§ **TASK INSTRUCTIONS**
Filter this material down to the lines that hold "amplitude", copying each one.

§ **EXERCISE INPUT**
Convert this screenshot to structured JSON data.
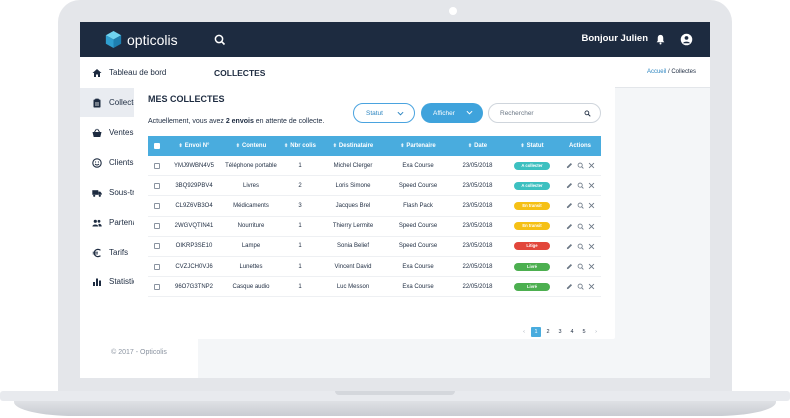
{
  "app": {
    "brand": "opticolis",
    "greeting": "Bonjour Julien",
    "copyright": "© 2017 - Opticolis"
  },
  "sidebar": {
    "items": [
      {
        "label": "Tableau de bord",
        "icon": "home-icon",
        "active": false,
        "expandable": false
      },
      {
        "label": "Collectes",
        "icon": "clipboard-icon",
        "active": true,
        "expandable": false
      },
      {
        "label": "Ventes",
        "icon": "basket-icon",
        "active": false,
        "expandable": false
      },
      {
        "label": "Clients",
        "icon": "smiley-icon",
        "active": false,
        "expandable": true
      },
      {
        "label": "Sous-traitance",
        "icon": "truck-icon",
        "active": false,
        "expandable": false
      },
      {
        "label": "Partenariats",
        "icon": "people-icon",
        "active": false,
        "expandable": true
      },
      {
        "label": "Tarifs",
        "icon": "euro-icon",
        "active": false,
        "expandable": true
      },
      {
        "label": "Statistiques",
        "icon": "bar-chart-icon",
        "active": false,
        "expandable": false
      }
    ]
  },
  "header": {
    "title": "COLLECTES",
    "breadcrumb_link": "Accueil",
    "breadcrumb_sep": " / ",
    "breadcrumb_current": "Collectes"
  },
  "card": {
    "title": "MES COLLECTES",
    "sub_prefix": "Actuellement, vous avez ",
    "sub_count": "2 envois",
    "sub_suffix": " en attente de collecte.",
    "statut_label": "Statut",
    "afficher_label": "Afficher",
    "search_placeholder": "Rechercher"
  },
  "table": {
    "headers": [
      "Envoi N°",
      "Contenu",
      "Nbr colis",
      "Destinataire",
      "Partenaire",
      "Date",
      "Statut",
      "Actions"
    ],
    "rows": [
      {
        "envoi": "YMJ9WBN4V5",
        "contenu": "Téléphone portable",
        "nbr": "1",
        "dest": "Michel Clerger",
        "partenaire": "Exa Course",
        "date": "23/05/2018",
        "statut": "A collecter",
        "color": "#3cc0c0"
      },
      {
        "envoi": "3BQ929PBV4",
        "contenu": "Livres",
        "nbr": "2",
        "dest": "Loris Simone",
        "partenaire": "Speed Course",
        "date": "23/05/2018",
        "statut": "A collecter",
        "color": "#3cc0c0"
      },
      {
        "envoi": "CL9Z6VB3O4",
        "contenu": "Médicaments",
        "nbr": "3",
        "dest": "Jacques Brel",
        "partenaire": "Flash Pack",
        "date": "23/05/2018",
        "statut": "En transit",
        "color": "#f5c015"
      },
      {
        "envoi": "2WGVQTIN41",
        "contenu": "Nourriture",
        "nbr": "1",
        "dest": "Thierry Lermite",
        "partenaire": "Speed Course",
        "date": "23/05/2018",
        "statut": "En transit",
        "color": "#f5c015"
      },
      {
        "envoi": "OIKRP3SE10",
        "contenu": "Lampe",
        "nbr": "1",
        "dest": "Sonia Belief",
        "partenaire": "Speed Course",
        "date": "23/05/2018",
        "statut": "Litige",
        "color": "#e2463b"
      },
      {
        "envoi": "CVZJCH0VJ6",
        "contenu": "Lunettes",
        "nbr": "1",
        "dest": "Vincent David",
        "partenaire": "Exa Course",
        "date": "22/05/2018",
        "statut": "Livré",
        "color": "#4caf50"
      },
      {
        "envoi": "96O7G3TNP2",
        "contenu": "Casque audio",
        "nbr": "1",
        "dest": "Luc Messon",
        "partenaire": "Exa Course",
        "date": "22/05/2018",
        "statut": "Livré",
        "color": "#4caf50"
      }
    ]
  },
  "pagination": {
    "prev": "‹",
    "pages": [
      "1",
      "2",
      "3",
      "4",
      "5"
    ],
    "current": "1",
    "next": "›"
  },
  "colors": {
    "topbar": "#1d2b40",
    "accent": "#49acde"
  }
}
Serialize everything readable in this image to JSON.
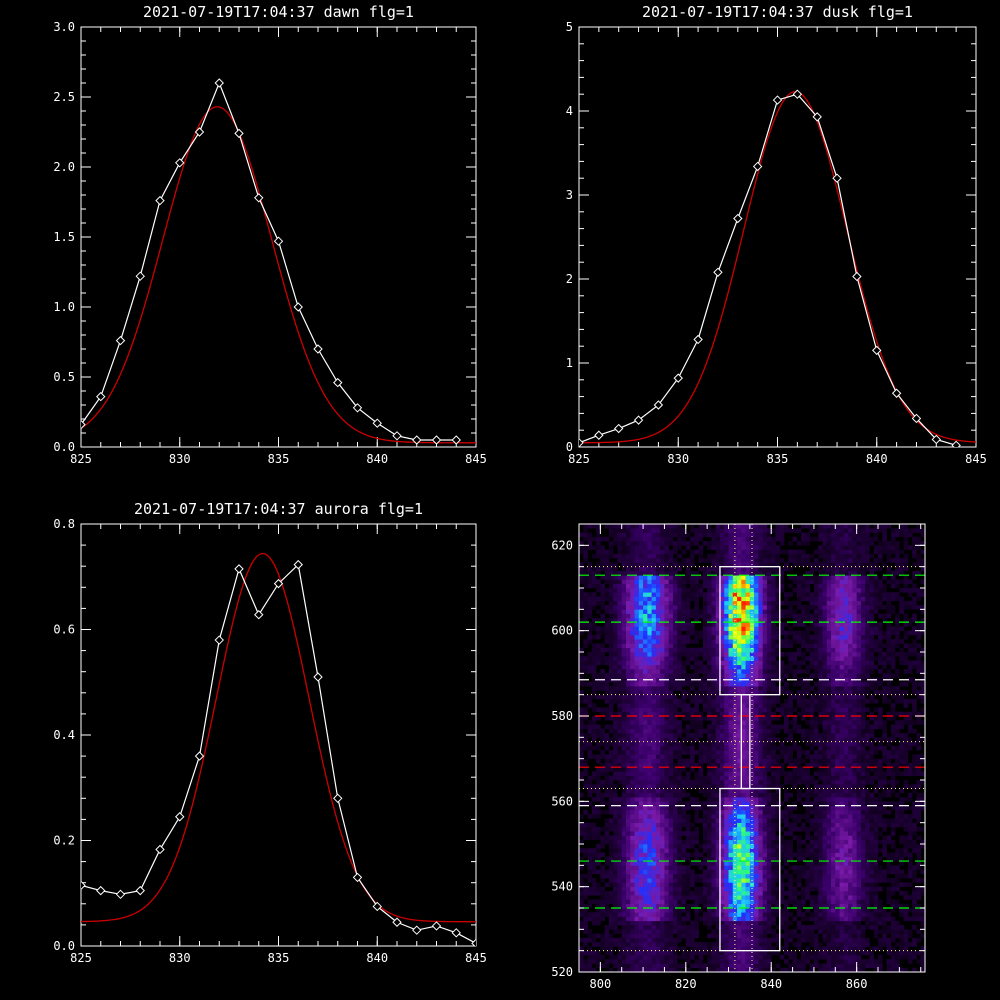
{
  "chart_data": [
    {
      "type": "line",
      "title": "2021-07-19T17:04:37 dawn flg=1",
      "xlim": [
        825,
        845
      ],
      "ylim": [
        0,
        3.0
      ],
      "xticks": [
        "825",
        "830",
        "835",
        "840",
        "845"
      ],
      "yticks": [
        "0.0",
        "0.5",
        "1.0",
        "1.5",
        "2.0",
        "2.5",
        "3.0"
      ],
      "series": [
        {
          "role": "measured",
          "color": "#ffffff",
          "marker": "diamond",
          "x": [
            825,
            826,
            827,
            828,
            829,
            830,
            831,
            832,
            833,
            834,
            835,
            836,
            837,
            838,
            839,
            840,
            841,
            842,
            843,
            844
          ],
          "y": [
            0.16,
            0.36,
            0.76,
            1.22,
            1.76,
            2.03,
            2.25,
            2.6,
            2.24,
            1.78,
            1.47,
            1.0,
            0.7,
            0.46,
            0.28,
            0.17,
            0.08,
            0.05,
            0.05,
            0.05
          ]
        },
        {
          "role": "fit",
          "color": "#cc0000",
          "model": "gaussian",
          "amplitude": 2.4,
          "center": 831.9,
          "sigma": 2.75,
          "baseline": 0.03,
          "xrange": [
            825,
            845
          ]
        }
      ]
    },
    {
      "type": "line",
      "title": "2021-07-19T17:04:37 dusk flg=1",
      "xlim": [
        825,
        845
      ],
      "ylim": [
        0,
        5
      ],
      "xticks": [
        "825",
        "830",
        "835",
        "840",
        "845"
      ],
      "yticks": [
        "0",
        "1",
        "2",
        "3",
        "4",
        "5"
      ],
      "series": [
        {
          "role": "measured",
          "color": "#ffffff",
          "marker": "diamond",
          "x": [
            825,
            826,
            827,
            828,
            829,
            830,
            831,
            832,
            833,
            834,
            835,
            836,
            837,
            838,
            839,
            840,
            841,
            842,
            843,
            844
          ],
          "y": [
            0.05,
            0.14,
            0.22,
            0.32,
            0.5,
            0.82,
            1.28,
            2.08,
            2.72,
            3.34,
            4.13,
            4.2,
            3.93,
            3.2,
            2.03,
            1.15,
            0.64,
            0.34,
            0.09,
            0.02
          ]
        },
        {
          "role": "fit",
          "color": "#cc0000",
          "model": "gaussian",
          "amplitude": 4.18,
          "center": 835.9,
          "sigma": 2.6,
          "baseline": 0.05,
          "xrange": [
            825,
            845
          ]
        }
      ]
    },
    {
      "type": "line",
      "title": "2021-07-19T17:04:37 aurora flg=1",
      "xlim": [
        825,
        845
      ],
      "ylim": [
        0,
        0.8
      ],
      "xticks": [
        "825",
        "830",
        "835",
        "840",
        "845"
      ],
      "yticks": [
        "0.0",
        "0.2",
        "0.4",
        "0.6",
        "0.8"
      ],
      "series": [
        {
          "role": "measured",
          "color": "#ffffff",
          "marker": "diamond",
          "x": [
            825,
            826,
            827,
            828,
            829,
            830,
            831,
            832,
            833,
            834,
            835,
            836,
            837,
            838,
            839,
            840,
            841,
            842,
            843,
            844,
            845
          ],
          "y": [
            0.115,
            0.105,
            0.098,
            0.105,
            0.183,
            0.245,
            0.36,
            0.58,
            0.715,
            0.628,
            0.687,
            0.723,
            0.51,
            0.28,
            0.13,
            0.075,
            0.045,
            0.03,
            0.038,
            0.025,
            0.005
          ]
        },
        {
          "role": "fit",
          "color": "#cc0000",
          "model": "gaussian",
          "amplitude": 0.698,
          "center": 834.2,
          "sigma": 2.35,
          "baseline": 0.046,
          "xrange": [
            825,
            845
          ]
        }
      ]
    },
    {
      "type": "heatmap",
      "xlim": [
        795,
        876
      ],
      "ylim": [
        520,
        625
      ],
      "xticks": [
        "800",
        "820",
        "840",
        "860"
      ],
      "yticks": [
        "520",
        "540",
        "560",
        "580",
        "600",
        "620"
      ],
      "colormap": [
        "#000000",
        "#3a006a",
        "#7a1aa8",
        "#2030ff",
        "#1ec8ff",
        "#30ff70",
        "#ffff00",
        "#ff2000"
      ],
      "emission_columns": [
        {
          "x_center": 811,
          "x_sigma": 3.4,
          "intensity": 0.55
        },
        {
          "x_center": 833,
          "x_sigma": 3.0,
          "intensity": 1.0
        },
        {
          "x_center": 857,
          "x_sigma": 3.0,
          "intensity": 0.32
        }
      ],
      "emission_bands": [
        {
          "y_from": 587,
          "y_to": 613,
          "center": 604,
          "peak": 1.0
        },
        {
          "y_from": 532,
          "y_to": 561,
          "center": 545,
          "peak": 0.7
        },
        {
          "y_from": 561,
          "y_to": 587,
          "center": 575,
          "peak": 0.12
        }
      ],
      "boxes": [
        {
          "x": [
            828,
            842
          ],
          "y": [
            585,
            615
          ],
          "color": "#ffffff"
        },
        {
          "x": [
            828,
            842
          ],
          "y": [
            525,
            563
          ],
          "color": "#ffffff"
        },
        {
          "x": [
            833,
            835
          ],
          "y": [
            563,
            585
          ],
          "color": "#ffffff"
        }
      ],
      "dashed_lines": [
        {
          "y": 613,
          "color": "#00ff00"
        },
        {
          "y": 602,
          "color": "#00ff00"
        },
        {
          "y": 588.5,
          "color": "#ffffff"
        },
        {
          "y": 580,
          "color": "#ff0000"
        },
        {
          "y": 568,
          "color": "#ff0000"
        },
        {
          "y": 559,
          "color": "#ffffff"
        },
        {
          "y": 546,
          "color": "#00ff00"
        },
        {
          "y": 535,
          "color": "#00ff00"
        }
      ],
      "dotted_hlines": [
        615,
        585,
        574,
        563,
        525
      ],
      "dotted_vlines": [
        831.5,
        835.5
      ],
      "dotted_color": "#ffff80"
    }
  ]
}
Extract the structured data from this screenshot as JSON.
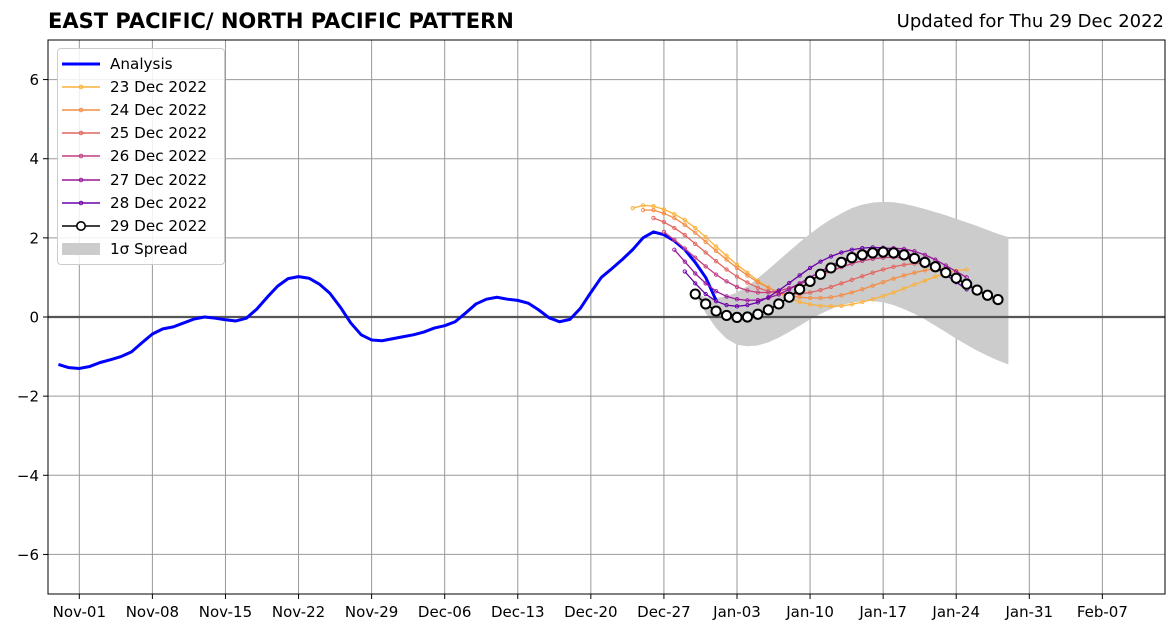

§ **RESULT OF THE EXERCISE**
          "amplitude": 2.4,
          "amplitude": 4.18,
          "amplitude": 0.698,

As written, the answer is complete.